- Stated task: Give every line of the data again, unchanged, but with no pictures.

Begin Information supplied

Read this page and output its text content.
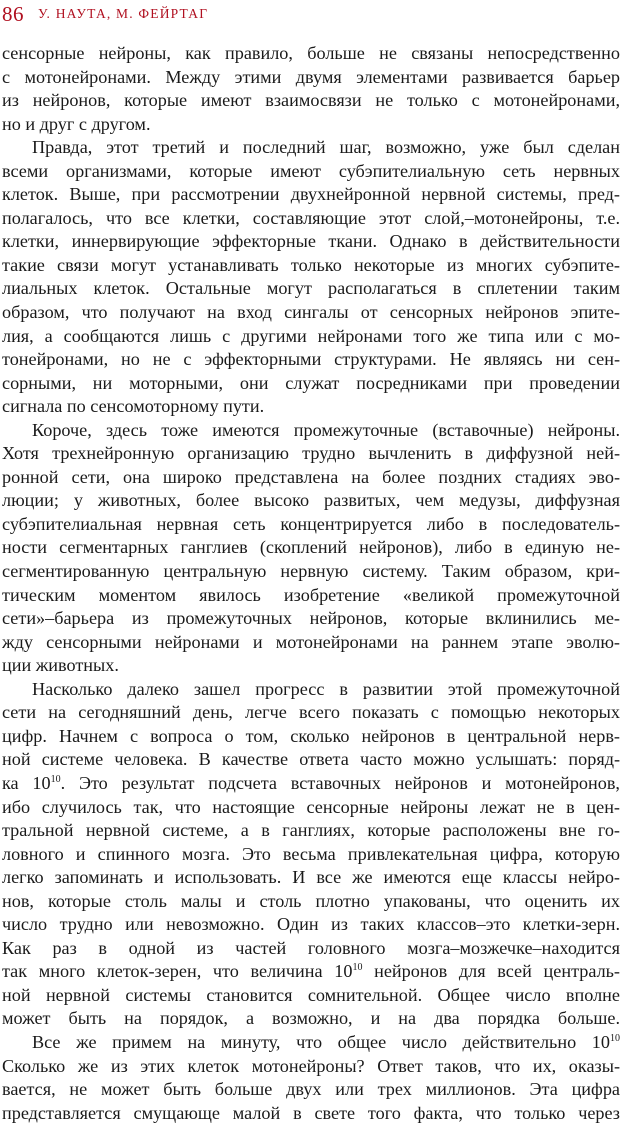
86 У. НАУТА, М. ФЕЙРТАГ
сенсорные нейроны, как правило, больше не связаны непосредственно
с мотонейронами. Между этими двумя элементами развивается барьер
из нейронов, которые имеют взаимосвязи не только с мотонейронами,
но и друг с другом.
Правда, этот третий и последний шаг, возможно, уже был сделан
всеми организмами, которые имеют субэпителиальную сеть нервных
клеток. Выше, при рассмотрении двухнейронной нервной системы, пред-
полагалось, что все клетки, составляющие этот слой,–мотонейроны, т.е.
клетки, иннервирующие эффекторные ткани. Однако в действительности
такие связи могут устанавливать только некоторые из многих субэпите-
лиальных клеток. Остальные могут располагаться в сплетении таким
образом, что получают на вход сингалы от сенсорных нейронов эпите-
лия, а сообщаются лишь с другими нейронами того же типа или с мо-
тонейронами, но не с эффекторными структурами. Не являясь ни сен-
сорными, ни моторными, они служат посредниками при проведении
сигнала по сенсомоторному пути.
Короче, здесь тоже имеются промежуточные (вставочные) нейроны.
Хотя трехнейронную организацию трудно вычленить в диффузной ней-
ронной сети, она широко представлена на более поздних стадиях эво-
люции; у животных, более высоко развитых, чем медузы, диффузная
субэпителиальная нервная сеть концентрируется либо в последователь-
ности сегментарных ганглиев (скоплений нейронов), либо в единую не-
сегментированную центральную нервную систему. Таким образом, кри-
тическим моментом явилось изобретение «великой промежуточной
сети»–барьера из промежуточных нейронов, которые вклинились ме-
жду сенсорными нейронами и мотонейронами на раннем этапе эволю-
ции животных.
Насколько далеко зашел прогресс в развитии этой промежуточной
сети на сегодняшний день, легче всего показать с помощью некоторых
цифр. Начнем с вопроса о том, сколько нейронов в центральной нерв-
ной системе человека. В качестве ответа часто можно услышать: поряд-
ка $10^{10}$. Это результат подсчета вставочных нейронов и мотонейронов,
ибо случилось так, что настоящие сенсорные нейроны лежат не в цен-
тральной нервной системе, а в ганглиях, которые расположены вне го-
ловного и спинного мозга. Это весьма привлекательная цифра, которую
легко запоминать и использовать. И все же имеются еще классы нейро-
нов, которые столь малы и столь плотно упакованы, что оценить их
число трудно или невозможно. Один из таких классов–это клетки-зерн.
Как раз в одной из частей головного мозга–мозжечке–находится
так много клеток-зерен, что величина $10^{10}$ нейронов для всей централь-
ной нервной системы становится сомнительной. Общее число вполне
может быть на порядок, а возможно, и на два порядка больше.
Все же примем на минуту, что общее число действительно $10^{10}$
Сколько же из этих клеток мотонейроны? Ответ таков, что их, оказы-
вается, не может быть больше двух или трех миллионов. Эта цифра
представляется смущающе малой в свете того факта, что только через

End Information supplied

- Task answer:
Read this page and output its text content.
86 У. НАУТА, М. ФЕЙРТАГ
сенсорные нейроны, как правило, больше не связаны непосредственно
с мотонейронами. Между этими двумя элементами развивается барьер
из нейронов, которые имеют взаимосвязи не только с мотонейронами,
но и друг с другом.
Правда, этот третий и последний шаг, возможно, уже был сделан
всеми организмами, которые имеют субэпителиальную сеть нервных
клеток. Выше, при рассмотрении двухнейронной нервной системы, пред-
полагалось, что все клетки, составляющие этот слой,–мотонейроны, т.е.
клетки, иннервирующие эффекторные ткани. Однако в действительности
такие связи могут устанавливать только некоторые из многих субэпите-
лиальных клеток. Остальные могут располагаться в сплетении таким
образом, что получают на вход сингалы от сенсорных нейронов эпите-
лия, а сообщаются лишь с другими нейронами того же типа или с мо-
тонейронами, но не с эффекторными структурами. Не являясь ни сен-
сорными, ни моторными, они служат посредниками при проведении
сигнала по сенсомоторному пути.
Короче, здесь тоже имеются промежуточные (вставочные) нейроны.
Хотя трехнейронную организацию трудно вычленить в диффузной ней-
ронной сети, она широко представлена на более поздних стадиях эво-
люции; у животных, более высоко развитых, чем медузы, диффузная
субэпителиальная нервная сеть концентрируется либо в последователь-
ности сегментарных ганглиев (скоплений нейронов), либо в единую не-
сегментированную центральную нервную систему. Таким образом, кри-
тическим моментом явилось изобретение «великой промежуточной
сети»–барьера из промежуточных нейронов, которые вклинились ме-
жду сенсорными нейронами и мотонейронами на раннем этапе эволю-
ции животных.
Насколько далеко зашел прогресс в развитии этой промежуточной
сети на сегодняшний день, легче всего показать с помощью некоторых
цифр. Начнем с вопроса о том, сколько нейронов в центральной нерв-
ной системе человека. В качестве ответа часто можно услышать: поряд-
ка $10^{10}$. Это результат подсчета вставочных нейронов и мотонейронов,
ибо случилось так, что настоящие сенсорные нейроны лежат не в цен-
тральной нервной системе, а в ганглиях, которые расположены вне го-
ловного и спинного мозга. Это весьма привлекательная цифра, которую
легко запоминать и использовать. И все же имеются еще классы нейро-
нов, которые столь малы и столь плотно упакованы, что оценить их
число трудно или невозможно. Один из таких классов–это клетки-зерн.
Как раз в одной из частей головного мозга–мозжечке–находится
так много клеток-зерен, что величина $10^{10}$ нейронов для всей централь-
ной нервной системы становится сомнительной. Общее число вполне
может быть на порядок, а возможно, и на два порядка больше.
Все же примем на минуту, что общее число действительно $10^{10}$
Сколько же из этих клеток мотонейроны? Ответ таков, что их, оказы-
вается, не может быть больше двух или трех миллионов. Эта цифра
представляется смущающе малой в свете того факта, что только через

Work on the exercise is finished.